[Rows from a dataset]
⁂

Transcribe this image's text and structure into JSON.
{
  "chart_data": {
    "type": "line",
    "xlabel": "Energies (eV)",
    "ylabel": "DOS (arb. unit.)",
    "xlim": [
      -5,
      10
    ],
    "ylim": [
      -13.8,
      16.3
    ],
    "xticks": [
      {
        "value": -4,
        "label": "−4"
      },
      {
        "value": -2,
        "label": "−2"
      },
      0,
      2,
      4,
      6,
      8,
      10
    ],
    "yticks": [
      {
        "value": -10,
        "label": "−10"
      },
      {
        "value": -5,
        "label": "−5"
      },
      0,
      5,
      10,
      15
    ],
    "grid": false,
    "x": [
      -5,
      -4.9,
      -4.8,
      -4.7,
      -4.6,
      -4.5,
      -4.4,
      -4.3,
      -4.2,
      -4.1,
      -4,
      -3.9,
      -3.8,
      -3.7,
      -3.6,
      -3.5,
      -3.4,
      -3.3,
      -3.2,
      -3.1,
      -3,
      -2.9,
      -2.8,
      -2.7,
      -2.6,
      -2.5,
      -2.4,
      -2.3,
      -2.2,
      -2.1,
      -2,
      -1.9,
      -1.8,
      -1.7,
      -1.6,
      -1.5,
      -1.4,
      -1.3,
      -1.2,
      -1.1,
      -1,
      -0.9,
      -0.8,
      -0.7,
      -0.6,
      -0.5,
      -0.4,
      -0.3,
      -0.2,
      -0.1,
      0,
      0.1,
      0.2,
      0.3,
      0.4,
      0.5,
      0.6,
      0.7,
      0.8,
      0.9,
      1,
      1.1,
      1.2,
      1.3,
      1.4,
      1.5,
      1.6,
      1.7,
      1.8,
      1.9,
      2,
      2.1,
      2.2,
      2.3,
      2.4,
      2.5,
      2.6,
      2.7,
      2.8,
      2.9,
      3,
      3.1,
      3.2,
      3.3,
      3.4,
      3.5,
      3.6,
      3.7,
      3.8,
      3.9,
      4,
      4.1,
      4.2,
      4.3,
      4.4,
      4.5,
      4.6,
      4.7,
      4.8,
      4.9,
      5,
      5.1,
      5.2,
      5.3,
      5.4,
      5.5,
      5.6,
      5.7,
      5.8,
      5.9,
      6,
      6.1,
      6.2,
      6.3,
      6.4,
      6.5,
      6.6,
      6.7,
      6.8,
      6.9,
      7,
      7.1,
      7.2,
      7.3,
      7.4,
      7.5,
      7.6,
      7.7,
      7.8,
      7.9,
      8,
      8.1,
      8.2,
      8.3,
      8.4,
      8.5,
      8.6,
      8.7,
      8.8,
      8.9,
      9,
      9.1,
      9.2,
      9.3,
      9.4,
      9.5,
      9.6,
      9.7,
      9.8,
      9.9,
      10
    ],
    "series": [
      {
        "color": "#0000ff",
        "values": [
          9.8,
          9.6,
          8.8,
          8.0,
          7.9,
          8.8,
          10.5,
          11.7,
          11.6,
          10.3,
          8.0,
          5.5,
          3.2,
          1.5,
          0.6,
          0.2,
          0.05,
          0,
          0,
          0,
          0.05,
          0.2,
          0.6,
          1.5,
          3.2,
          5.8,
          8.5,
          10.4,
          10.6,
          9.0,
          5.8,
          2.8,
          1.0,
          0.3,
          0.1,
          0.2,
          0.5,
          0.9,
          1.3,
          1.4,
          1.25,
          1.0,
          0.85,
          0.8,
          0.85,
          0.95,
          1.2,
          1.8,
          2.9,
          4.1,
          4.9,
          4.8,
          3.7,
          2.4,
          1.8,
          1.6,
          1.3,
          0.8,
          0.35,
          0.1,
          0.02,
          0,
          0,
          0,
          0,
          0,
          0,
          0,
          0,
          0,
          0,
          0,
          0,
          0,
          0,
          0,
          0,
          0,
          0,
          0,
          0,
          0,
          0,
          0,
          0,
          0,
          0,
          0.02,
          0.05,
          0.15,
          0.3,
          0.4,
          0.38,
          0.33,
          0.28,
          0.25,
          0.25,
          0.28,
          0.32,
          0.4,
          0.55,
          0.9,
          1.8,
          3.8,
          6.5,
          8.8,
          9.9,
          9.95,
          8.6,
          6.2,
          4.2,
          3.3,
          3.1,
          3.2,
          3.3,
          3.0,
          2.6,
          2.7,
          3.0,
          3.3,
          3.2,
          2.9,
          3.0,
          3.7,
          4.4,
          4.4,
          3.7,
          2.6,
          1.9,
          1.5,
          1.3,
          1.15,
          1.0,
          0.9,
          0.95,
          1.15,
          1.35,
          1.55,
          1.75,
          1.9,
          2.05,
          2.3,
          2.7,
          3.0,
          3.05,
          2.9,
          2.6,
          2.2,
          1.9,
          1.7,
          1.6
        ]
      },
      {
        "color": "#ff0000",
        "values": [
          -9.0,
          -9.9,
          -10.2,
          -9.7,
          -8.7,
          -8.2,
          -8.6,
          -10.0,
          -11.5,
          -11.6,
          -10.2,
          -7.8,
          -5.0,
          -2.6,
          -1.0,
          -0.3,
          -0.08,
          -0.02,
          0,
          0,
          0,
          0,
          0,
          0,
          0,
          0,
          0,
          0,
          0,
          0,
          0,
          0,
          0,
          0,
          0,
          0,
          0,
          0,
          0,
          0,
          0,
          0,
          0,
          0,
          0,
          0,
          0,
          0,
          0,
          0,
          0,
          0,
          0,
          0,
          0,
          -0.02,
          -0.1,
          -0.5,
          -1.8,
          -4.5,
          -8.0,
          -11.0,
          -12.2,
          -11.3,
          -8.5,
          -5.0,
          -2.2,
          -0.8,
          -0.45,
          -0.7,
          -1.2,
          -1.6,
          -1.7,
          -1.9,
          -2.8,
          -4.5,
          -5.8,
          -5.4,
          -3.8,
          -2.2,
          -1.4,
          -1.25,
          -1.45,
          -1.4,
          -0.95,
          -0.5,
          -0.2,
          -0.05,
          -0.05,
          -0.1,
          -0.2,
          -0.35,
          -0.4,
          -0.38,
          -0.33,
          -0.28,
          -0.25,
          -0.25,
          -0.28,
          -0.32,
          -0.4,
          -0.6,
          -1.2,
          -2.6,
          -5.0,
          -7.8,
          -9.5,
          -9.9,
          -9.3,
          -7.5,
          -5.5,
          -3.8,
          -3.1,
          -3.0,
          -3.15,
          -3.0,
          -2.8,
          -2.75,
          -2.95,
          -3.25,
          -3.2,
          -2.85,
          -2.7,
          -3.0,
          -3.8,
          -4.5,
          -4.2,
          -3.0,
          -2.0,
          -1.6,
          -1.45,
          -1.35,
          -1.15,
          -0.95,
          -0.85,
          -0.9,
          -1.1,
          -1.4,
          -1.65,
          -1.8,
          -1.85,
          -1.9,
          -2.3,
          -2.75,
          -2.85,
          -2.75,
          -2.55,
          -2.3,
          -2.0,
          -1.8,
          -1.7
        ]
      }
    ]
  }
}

⁂

Given instruction:
Extract the listing in its entirety and repeat it exactly.

Output of the exercise:
Transcribe this image's text and structure into JSON.
{
  "chart_data": {
    "type": "line",
    "xlabel": "Energies (eV)",
    "ylabel": "DOS (arb. unit.)",
    "xlim": [
      -5,
      10
    ],
    "ylim": [
      -13.8,
      16.3
    ],
    "xticks": [
      {
        "value": -4,
        "label": "−4"
      },
      {
        "value": -2,
        "label": "−2"
      },
      0,
      2,
      4,
      6,
      8,
      10
    ],
    "yticks": [
      {
        "value": -10,
        "label": "−10"
      },
      {
        "value": -5,
        "label": "−5"
      },
      0,
      5,
      10,
      15
    ],
    "grid": false,
    "x": [
      -5,
      -4.9,
      -4.8,
      -4.7,
      -4.6,
      -4.5,
      -4.4,
      -4.3,
      -4.2,
      -4.1,
      -4,
      -3.9,
      -3.8,
      -3.7,
      -3.6,
      -3.5,
      -3.4,
      -3.3,
      -3.2,
      -3.1,
      -3,
      -2.9,
      -2.8,
      -2.7,
      -2.6,
      -2.5,
      -2.4,
      -2.3,
      -2.2,
      -2.1,
      -2,
      -1.9,
      -1.8,
      -1.7,
      -1.6,
      -1.5,
      -1.4,
      -1.3,
      -1.2,
      -1.1,
      -1,
      -0.9,
      -0.8,
      -0.7,
      -0.6,
      -0.5,
      -0.4,
      -0.3,
      -0.2,
      -0.1,
      0,
      0.1,
      0.2,
      0.3,
      0.4,
      0.5,
      0.6,
      0.7,
      0.8,
      0.9,
      1,
      1.1,
      1.2,
      1.3,
      1.4,
      1.5,
      1.6,
      1.7,
      1.8,
      1.9,
      2,
      2.1,
      2.2,
      2.3,
      2.4,
      2.5,
      2.6,
      2.7,
      2.8,
      2.9,
      3,
      3.1,
      3.2,
      3.3,
      3.4,
      3.5,
      3.6,
      3.7,
      3.8,
      3.9,
      4,
      4.1,
      4.2,
      4.3,
      4.4,
      4.5,
      4.6,
      4.7,
      4.8,
      4.9,
      5,
      5.1,
      5.2,
      5.3,
      5.4,
      5.5,
      5.6,
      5.7,
      5.8,
      5.9,
      6,
      6.1,
      6.2,
      6.3,
      6.4,
      6.5,
      6.6,
      6.7,
      6.8,
      6.9,
      7,
      7.1,
      7.2,
      7.3,
      7.4,
      7.5,
      7.6,
      7.7,
      7.8,
      7.9,
      8,
      8.1,
      8.2,
      8.3,
      8.4,
      8.5,
      8.6,
      8.7,
      8.8,
      8.9,
      9,
      9.1,
      9.2,
      9.3,
      9.4,
      9.5,
      9.6,
      9.7,
      9.8,
      9.9,
      10
    ],
    "series": [
      {
        "color": "#0000ff",
        "values": [
          9.8,
          9.6,
          8.8,
          8.0,
          7.9,
          8.8,
          10.5,
          11.7,
          11.6,
          10.3,
          8.0,
          5.5,
          3.2,
          1.5,
          0.6,
          0.2,
          0.05,
          0,
          0,
          0,
          0.05,
          0.2,
          0.6,
          1.5,
          3.2,
          5.8,
          8.5,
          10.4,
          10.6,
          9.0,
          5.8,
          2.8,
          1.0,
          0.3,
          0.1,
          0.2,
          0.5,
          0.9,
          1.3,
          1.4,
          1.25,
          1.0,
          0.85,
          0.8,
          0.85,
          0.95,
          1.2,
          1.8,
          2.9,
          4.1,
          4.9,
          4.8,
          3.7,
          2.4,
          1.8,
          1.6,
          1.3,
          0.8,
          0.35,
          0.1,
          0.02,
          0,
          0,
          0,
          0,
          0,
          0,
          0,
          0,
          0,
          0,
          0,
          0,
          0,
          0,
          0,
          0,
          0,
          0,
          0,
          0,
          0,
          0,
          0,
          0,
          0,
          0,
          0.02,
          0.05,
          0.15,
          0.3,
          0.4,
          0.38,
          0.33,
          0.28,
          0.25,
          0.25,
          0.28,
          0.32,
          0.4,
          0.55,
          0.9,
          1.8,
          3.8,
          6.5,
          8.8,
          9.9,
          9.95,
          8.6,
          6.2,
          4.2,
          3.3,
          3.1,
          3.2,
          3.3,
          3.0,
          2.6,
          2.7,
          3.0,
          3.3,
          3.2,
          2.9,
          3.0,
          3.7,
          4.4,
          4.4,
          3.7,
          2.6,
          1.9,
          1.5,
          1.3,
          1.15,
          1.0,
          0.9,
          0.95,
          1.15,
          1.35,
          1.55,
          1.75,
          1.9,
          2.05,
          2.3,
          2.7,
          3.0,
          3.05,
          2.9,
          2.6,
          2.2,
          1.9,
          1.7,
          1.6
        ]
      },
      {
        "color": "#ff0000",
        "values": [
          -9.0,
          -9.9,
          -10.2,
          -9.7,
          -8.7,
          -8.2,
          -8.6,
          -10.0,
          -11.5,
          -11.6,
          -10.2,
          -7.8,
          -5.0,
          -2.6,
          -1.0,
          -0.3,
          -0.08,
          -0.02,
          0,
          0,
          0,
          0,
          0,
          0,
          0,
          0,
          0,
          0,
          0,
          0,
          0,
          0,
          0,
          0,
          0,
          0,
          0,
          0,
          0,
          0,
          0,
          0,
          0,
          0,
          0,
          0,
          0,
          0,
          0,
          0,
          0,
          0,
          0,
          0,
          0,
          -0.02,
          -0.1,
          -0.5,
          -1.8,
          -4.5,
          -8.0,
          -11.0,
          -12.2,
          -11.3,
          -8.5,
          -5.0,
          -2.2,
          -0.8,
          -0.45,
          -0.7,
          -1.2,
          -1.6,
          -1.7,
          -1.9,
          -2.8,
          -4.5,
          -5.8,
          -5.4,
          -3.8,
          -2.2,
          -1.4,
          -1.25,
          -1.45,
          -1.4,
          -0.95,
          -0.5,
          -0.2,
          -0.05,
          -0.05,
          -0.1,
          -0.2,
          -0.35,
          -0.4,
          -0.38,
          -0.33,
          -0.28,
          -0.25,
          -0.25,
          -0.28,
          -0.32,
          -0.4,
          -0.6,
          -1.2,
          -2.6,
          -5.0,
          -7.8,
          -9.5,
          -9.9,
          -9.3,
          -7.5,
          -5.5,
          -3.8,
          -3.1,
          -3.0,
          -3.15,
          -3.0,
          -2.8,
          -2.75,
          -2.95,
          -3.25,
          -3.2,
          -2.85,
          -2.7,
          -3.0,
          -3.8,
          -4.5,
          -4.2,
          -3.0,
          -2.0,
          -1.6,
          -1.45,
          -1.35,
          -1.15,
          -0.95,
          -0.85,
          -0.9,
          -1.1,
          -1.4,
          -1.65,
          -1.8,
          -1.85,
          -1.9,
          -2.3,
          -2.75,
          -2.85,
          -2.75,
          -2.55,
          -2.3,
          -2.0,
          -1.8,
          -1.7
        ]
      }
    ]
  }
}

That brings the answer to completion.